Retype all the entries word for word, but omit the pictures.

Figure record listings
* start *

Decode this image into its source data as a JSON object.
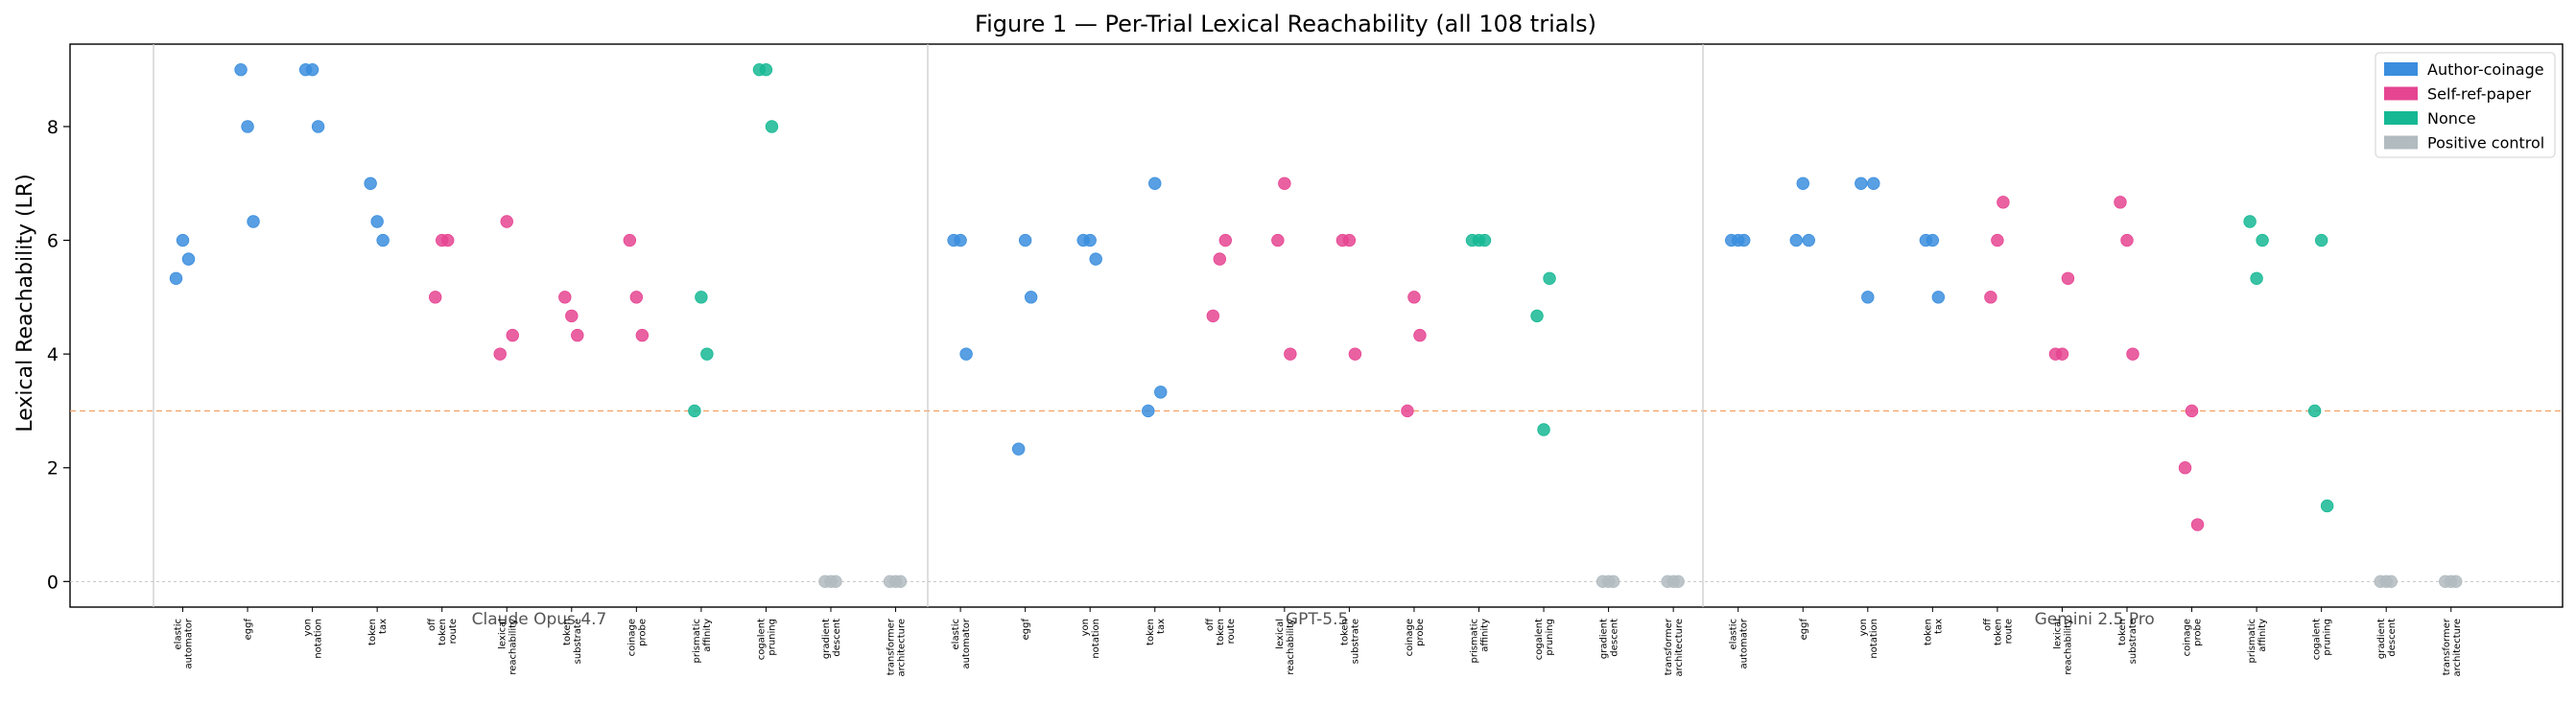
{
  "chart_data": {
    "type": "scatter",
    "title": "Figure 1 — Per-Trial Lexical Reachability (all 108 trials)",
    "ylabel": "Lexical Reachability (LR)",
    "xlabel": "",
    "ylim": [
      -0.45,
      9.45
    ],
    "yticks": [
      0,
      2,
      4,
      6,
      8
    ],
    "threshold": 3,
    "grid": false,
    "legend_position": "top-right",
    "colors": {
      "Author-coinage": "#3b8ede",
      "Self-ref-paper": "#e64592",
      "Nonce": "#16b894",
      "Positive control": "#b1bbc0"
    },
    "legend": [
      "Author-coinage",
      "Self-ref-paper",
      "Nonce",
      "Positive control"
    ],
    "groups": [
      {
        "label": "Claude Opus 4.7",
        "items": [
          {
            "label": [
              "elastic",
              "automator"
            ],
            "category": "Author-coinage",
            "values": [
              5.33,
              6.0,
              5.67
            ]
          },
          {
            "label": [
              "eggf"
            ],
            "category": "Author-coinage",
            "values": [
              9.0,
              8.0,
              6.33
            ]
          },
          {
            "label": [
              "yon",
              "notation"
            ],
            "category": "Author-coinage",
            "values": [
              9.0,
              9.0,
              8.0
            ]
          },
          {
            "label": [
              "token",
              "tax"
            ],
            "category": "Author-coinage",
            "values": [
              7.0,
              6.33,
              6.0
            ]
          },
          {
            "label": [
              "off",
              "token",
              "route"
            ],
            "category": "Self-ref-paper",
            "values": [
              5.0,
              6.0,
              6.0
            ]
          },
          {
            "label": [
              "lexical",
              "reachability"
            ],
            "category": "Self-ref-paper",
            "values": [
              4.0,
              6.33,
              4.33
            ]
          },
          {
            "label": [
              "token",
              "substrate"
            ],
            "category": "Self-ref-paper",
            "values": [
              5.0,
              4.67,
              4.33
            ]
          },
          {
            "label": [
              "coinage",
              "probe"
            ],
            "category": "Self-ref-paper",
            "values": [
              6.0,
              5.0,
              4.33
            ]
          },
          {
            "label": [
              "prismatic",
              "affinity"
            ],
            "category": "Nonce",
            "values": [
              3.0,
              5.0,
              4.0
            ]
          },
          {
            "label": [
              "cogalent",
              "pruning"
            ],
            "category": "Nonce",
            "values": [
              9.0,
              9.0,
              8.0
            ]
          },
          {
            "label": [
              "gradient",
              "descent"
            ],
            "category": "Positive control",
            "values": [
              0,
              0,
              0
            ]
          },
          {
            "label": [
              "transformer",
              "architecture"
            ],
            "category": "Positive control",
            "values": [
              0,
              0,
              0
            ]
          }
        ]
      },
      {
        "label": "GPT-5.5",
        "items": [
          {
            "label": [
              "elastic",
              "automator"
            ],
            "category": "Author-coinage",
            "values": [
              6.0,
              6.0,
              4.0
            ]
          },
          {
            "label": [
              "eggf"
            ],
            "category": "Author-coinage",
            "values": [
              2.33,
              6.0,
              5.0
            ]
          },
          {
            "label": [
              "yon",
              "notation"
            ],
            "category": "Author-coinage",
            "values": [
              6.0,
              6.0,
              5.67
            ]
          },
          {
            "label": [
              "token",
              "tax"
            ],
            "category": "Author-coinage",
            "values": [
              3.0,
              7.0,
              3.33
            ]
          },
          {
            "label": [
              "off",
              "token",
              "route"
            ],
            "category": "Self-ref-paper",
            "values": [
              4.67,
              5.67,
              6.0
            ]
          },
          {
            "label": [
              "lexical",
              "reachability"
            ],
            "category": "Self-ref-paper",
            "values": [
              6.0,
              7.0,
              4.0
            ]
          },
          {
            "label": [
              "token",
              "substrate"
            ],
            "category": "Self-ref-paper",
            "values": [
              6.0,
              6.0,
              4.0
            ]
          },
          {
            "label": [
              "coinage",
              "probe"
            ],
            "category": "Self-ref-paper",
            "values": [
              3.0,
              5.0,
              4.33
            ]
          },
          {
            "label": [
              "prismatic",
              "affinity"
            ],
            "category": "Nonce",
            "values": [
              6.0,
              6.0,
              6.0
            ]
          },
          {
            "label": [
              "cogalent",
              "pruning"
            ],
            "category": "Nonce",
            "values": [
              4.67,
              2.67,
              5.33
            ]
          },
          {
            "label": [
              "gradient",
              "descent"
            ],
            "category": "Positive control",
            "values": [
              0,
              0,
              0
            ]
          },
          {
            "label": [
              "transformer",
              "architecture"
            ],
            "category": "Positive control",
            "values": [
              0,
              0,
              0
            ]
          }
        ]
      },
      {
        "label": "Gemini 2.5 Pro",
        "items": [
          {
            "label": [
              "elastic",
              "automator"
            ],
            "category": "Author-coinage",
            "values": [
              6.0,
              6.0,
              6.0
            ]
          },
          {
            "label": [
              "eggf"
            ],
            "category": "Author-coinage",
            "values": [
              6.0,
              7.0,
              6.0
            ]
          },
          {
            "label": [
              "yon",
              "notation"
            ],
            "category": "Author-coinage",
            "values": [
              7.0,
              5.0,
              7.0
            ]
          },
          {
            "label": [
              "token",
              "tax"
            ],
            "category": "Author-coinage",
            "values": [
              6.0,
              6.0,
              5.0
            ]
          },
          {
            "label": [
              "off",
              "token",
              "route"
            ],
            "category": "Self-ref-paper",
            "values": [
              5.0,
              6.0,
              6.67
            ]
          },
          {
            "label": [
              "lexical",
              "reachability"
            ],
            "category": "Self-ref-paper",
            "values": [
              4.0,
              4.0,
              5.33
            ]
          },
          {
            "label": [
              "token",
              "substrate"
            ],
            "category": "Self-ref-paper",
            "values": [
              6.67,
              6.0,
              4.0
            ]
          },
          {
            "label": [
              "coinage",
              "probe"
            ],
            "category": "Self-ref-paper",
            "values": [
              2.0,
              3.0,
              1.0
            ]
          },
          {
            "label": [
              "prismatic",
              "affinity"
            ],
            "category": "Nonce",
            "values": [
              6.33,
              5.33,
              6.0
            ]
          },
          {
            "label": [
              "cogalent",
              "pruning"
            ],
            "category": "Nonce",
            "values": [
              3.0,
              6.0,
              1.33
            ]
          },
          {
            "label": [
              "gradient",
              "descent"
            ],
            "category": "Positive control",
            "values": [
              0,
              0,
              0
            ]
          },
          {
            "label": [
              "transformer",
              "architecture"
            ],
            "category": "Positive control",
            "values": [
              0,
              0,
              0
            ]
          }
        ]
      }
    ]
  }
}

* end *

* RIGHT ANSWER
Decode this image into its source data as a JSON object.
{
  "chart_data": {
    "type": "scatter",
    "title": "Figure 1 — Per-Trial Lexical Reachability (all 108 trials)",
    "ylabel": "Lexical Reachability (LR)",
    "xlabel": "",
    "ylim": [
      -0.45,
      9.45
    ],
    "yticks": [
      0,
      2,
      4,
      6,
      8
    ],
    "threshold": 3,
    "grid": false,
    "legend_position": "top-right",
    "colors": {
      "Author-coinage": "#3b8ede",
      "Self-ref-paper": "#e64592",
      "Nonce": "#16b894",
      "Positive control": "#b1bbc0"
    },
    "legend": [
      "Author-coinage",
      "Self-ref-paper",
      "Nonce",
      "Positive control"
    ],
    "groups": [
      {
        "label": "Claude Opus 4.7",
        "items": [
          {
            "label": [
              "elastic",
              "automator"
            ],
            "category": "Author-coinage",
            "values": [
              5.33,
              6.0,
              5.67
            ]
          },
          {
            "label": [
              "eggf"
            ],
            "category": "Author-coinage",
            "values": [
              9.0,
              8.0,
              6.33
            ]
          },
          {
            "label": [
              "yon",
              "notation"
            ],
            "category": "Author-coinage",
            "values": [
              9.0,
              9.0,
              8.0
            ]
          },
          {
            "label": [
              "token",
              "tax"
            ],
            "category": "Author-coinage",
            "values": [
              7.0,
              6.33,
              6.0
            ]
          },
          {
            "label": [
              "off",
              "token",
              "route"
            ],
            "category": "Self-ref-paper",
            "values": [
              5.0,
              6.0,
              6.0
            ]
          },
          {
            "label": [
              "lexical",
              "reachability"
            ],
            "category": "Self-ref-paper",
            "values": [
              4.0,
              6.33,
              4.33
            ]
          },
          {
            "label": [
              "token",
              "substrate"
            ],
            "category": "Self-ref-paper",
            "values": [
              5.0,
              4.67,
              4.33
            ]
          },
          {
            "label": [
              "coinage",
              "probe"
            ],
            "category": "Self-ref-paper",
            "values": [
              6.0,
              5.0,
              4.33
            ]
          },
          {
            "label": [
              "prismatic",
              "affinity"
            ],
            "category": "Nonce",
            "values": [
              3.0,
              5.0,
              4.0
            ]
          },
          {
            "label": [
              "cogalent",
              "pruning"
            ],
            "category": "Nonce",
            "values": [
              9.0,
              9.0,
              8.0
            ]
          },
          {
            "label": [
              "gradient",
              "descent"
            ],
            "category": "Positive control",
            "values": [
              0,
              0,
              0
            ]
          },
          {
            "label": [
              "transformer",
              "architecture"
            ],
            "category": "Positive control",
            "values": [
              0,
              0,
              0
            ]
          }
        ]
      },
      {
        "label": "GPT-5.5",
        "items": [
          {
            "label": [
              "elastic",
              "automator"
            ],
            "category": "Author-coinage",
            "values": [
              6.0,
              6.0,
              4.0
            ]
          },
          {
            "label": [
              "eggf"
            ],
            "category": "Author-coinage",
            "values": [
              2.33,
              6.0,
              5.0
            ]
          },
          {
            "label": [
              "yon",
              "notation"
            ],
            "category": "Author-coinage",
            "values": [
              6.0,
              6.0,
              5.67
            ]
          },
          {
            "label": [
              "token",
              "tax"
            ],
            "category": "Author-coinage",
            "values": [
              3.0,
              7.0,
              3.33
            ]
          },
          {
            "label": [
              "off",
              "token",
              "route"
            ],
            "category": "Self-ref-paper",
            "values": [
              4.67,
              5.67,
              6.0
            ]
          },
          {
            "label": [
              "lexical",
              "reachability"
            ],
            "category": "Self-ref-paper",
            "values": [
              6.0,
              7.0,
              4.0
            ]
          },
          {
            "label": [
              "token",
              "substrate"
            ],
            "category": "Self-ref-paper",
            "values": [
              6.0,
              6.0,
              4.0
            ]
          },
          {
            "label": [
              "coinage",
              "probe"
            ],
            "category": "Self-ref-paper",
            "values": [
              3.0,
              5.0,
              4.33
            ]
          },
          {
            "label": [
              "prismatic",
              "affinity"
            ],
            "category": "Nonce",
            "values": [
              6.0,
              6.0,
              6.0
            ]
          },
          {
            "label": [
              "cogalent",
              "pruning"
            ],
            "category": "Nonce",
            "values": [
              4.67,
              2.67,
              5.33
            ]
          },
          {
            "label": [
              "gradient",
              "descent"
            ],
            "category": "Positive control",
            "values": [
              0,
              0,
              0
            ]
          },
          {
            "label": [
              "transformer",
              "architecture"
            ],
            "category": "Positive control",
            "values": [
              0,
              0,
              0
            ]
          }
        ]
      },
      {
        "label": "Gemini 2.5 Pro",
        "items": [
          {
            "label": [
              "elastic",
              "automator"
            ],
            "category": "Author-coinage",
            "values": [
              6.0,
              6.0,
              6.0
            ]
          },
          {
            "label": [
              "eggf"
            ],
            "category": "Author-coinage",
            "values": [
              6.0,
              7.0,
              6.0
            ]
          },
          {
            "label": [
              "yon",
              "notation"
            ],
            "category": "Author-coinage",
            "values": [
              7.0,
              5.0,
              7.0
            ]
          },
          {
            "label": [
              "token",
              "tax"
            ],
            "category": "Author-coinage",
            "values": [
              6.0,
              6.0,
              5.0
            ]
          },
          {
            "label": [
              "off",
              "token",
              "route"
            ],
            "category": "Self-ref-paper",
            "values": [
              5.0,
              6.0,
              6.67
            ]
          },
          {
            "label": [
              "lexical",
              "reachability"
            ],
            "category": "Self-ref-paper",
            "values": [
              4.0,
              4.0,
              5.33
            ]
          },
          {
            "label": [
              "token",
              "substrate"
            ],
            "category": "Self-ref-paper",
            "values": [
              6.67,
              6.0,
              4.0
            ]
          },
          {
            "label": [
              "coinage",
              "probe"
            ],
            "category": "Self-ref-paper",
            "values": [
              2.0,
              3.0,
              1.0
            ]
          },
          {
            "label": [
              "prismatic",
              "affinity"
            ],
            "category": "Nonce",
            "values": [
              6.33,
              5.33,
              6.0
            ]
          },
          {
            "label": [
              "cogalent",
              "pruning"
            ],
            "category": "Nonce",
            "values": [
              3.0,
              6.0,
              1.33
            ]
          },
          {
            "label": [
              "gradient",
              "descent"
            ],
            "category": "Positive control",
            "values": [
              0,
              0,
              0
            ]
          },
          {
            "label": [
              "transformer",
              "architecture"
            ],
            "category": "Positive control",
            "values": [
              0,
              0,
              0
            ]
          }
        ]
      }
    ]
  }
}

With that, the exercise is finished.